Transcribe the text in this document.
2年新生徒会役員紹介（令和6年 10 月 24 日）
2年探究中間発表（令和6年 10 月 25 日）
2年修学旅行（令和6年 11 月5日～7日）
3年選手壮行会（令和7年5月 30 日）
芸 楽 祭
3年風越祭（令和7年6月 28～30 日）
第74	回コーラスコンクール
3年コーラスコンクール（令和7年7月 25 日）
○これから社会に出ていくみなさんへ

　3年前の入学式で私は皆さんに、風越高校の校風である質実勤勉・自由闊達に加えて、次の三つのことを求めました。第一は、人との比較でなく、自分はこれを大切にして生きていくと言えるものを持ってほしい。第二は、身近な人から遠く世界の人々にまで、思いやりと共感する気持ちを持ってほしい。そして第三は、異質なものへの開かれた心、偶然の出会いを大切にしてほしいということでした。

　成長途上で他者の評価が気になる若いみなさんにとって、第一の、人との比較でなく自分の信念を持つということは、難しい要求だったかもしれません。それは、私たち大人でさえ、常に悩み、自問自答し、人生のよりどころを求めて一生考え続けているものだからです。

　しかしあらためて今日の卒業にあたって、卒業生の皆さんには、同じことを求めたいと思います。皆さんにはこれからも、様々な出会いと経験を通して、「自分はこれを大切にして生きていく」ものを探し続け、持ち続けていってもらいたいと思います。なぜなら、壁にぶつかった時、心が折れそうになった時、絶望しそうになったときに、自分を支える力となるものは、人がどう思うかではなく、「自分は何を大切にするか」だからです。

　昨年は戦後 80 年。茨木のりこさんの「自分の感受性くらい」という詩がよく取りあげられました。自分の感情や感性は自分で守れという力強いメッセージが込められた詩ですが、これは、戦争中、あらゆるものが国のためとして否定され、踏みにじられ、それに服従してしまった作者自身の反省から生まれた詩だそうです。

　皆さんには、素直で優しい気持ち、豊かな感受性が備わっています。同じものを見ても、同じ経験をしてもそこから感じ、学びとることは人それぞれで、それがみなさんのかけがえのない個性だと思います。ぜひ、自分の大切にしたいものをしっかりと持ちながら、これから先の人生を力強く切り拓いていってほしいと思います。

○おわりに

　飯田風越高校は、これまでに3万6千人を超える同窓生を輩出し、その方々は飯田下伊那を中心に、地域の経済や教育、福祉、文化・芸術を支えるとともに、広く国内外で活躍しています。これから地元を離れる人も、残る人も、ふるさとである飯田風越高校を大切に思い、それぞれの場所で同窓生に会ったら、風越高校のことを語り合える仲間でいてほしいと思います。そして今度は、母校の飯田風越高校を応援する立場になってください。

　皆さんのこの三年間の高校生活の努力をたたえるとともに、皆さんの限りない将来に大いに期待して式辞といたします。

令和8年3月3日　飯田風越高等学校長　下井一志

- - -

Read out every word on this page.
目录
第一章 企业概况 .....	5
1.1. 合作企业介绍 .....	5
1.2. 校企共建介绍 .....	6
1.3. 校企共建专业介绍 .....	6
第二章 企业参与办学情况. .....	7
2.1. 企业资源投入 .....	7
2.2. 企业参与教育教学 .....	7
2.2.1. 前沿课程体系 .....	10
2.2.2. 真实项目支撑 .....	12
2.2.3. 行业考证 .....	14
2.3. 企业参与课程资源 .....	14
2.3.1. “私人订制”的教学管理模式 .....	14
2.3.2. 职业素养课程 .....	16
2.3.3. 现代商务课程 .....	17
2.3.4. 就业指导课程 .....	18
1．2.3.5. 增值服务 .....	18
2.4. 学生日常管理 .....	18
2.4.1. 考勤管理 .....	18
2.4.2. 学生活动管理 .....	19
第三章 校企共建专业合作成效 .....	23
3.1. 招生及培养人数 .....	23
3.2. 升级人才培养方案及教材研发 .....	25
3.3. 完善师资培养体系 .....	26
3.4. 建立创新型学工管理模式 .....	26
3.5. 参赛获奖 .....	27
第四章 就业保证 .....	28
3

- - -

WHAT TO DO: Identify the lines in the entries that hold "this" and return each one.

ANSWER IN FULL:
Transcribe the text in this document.
Read out every word on this page.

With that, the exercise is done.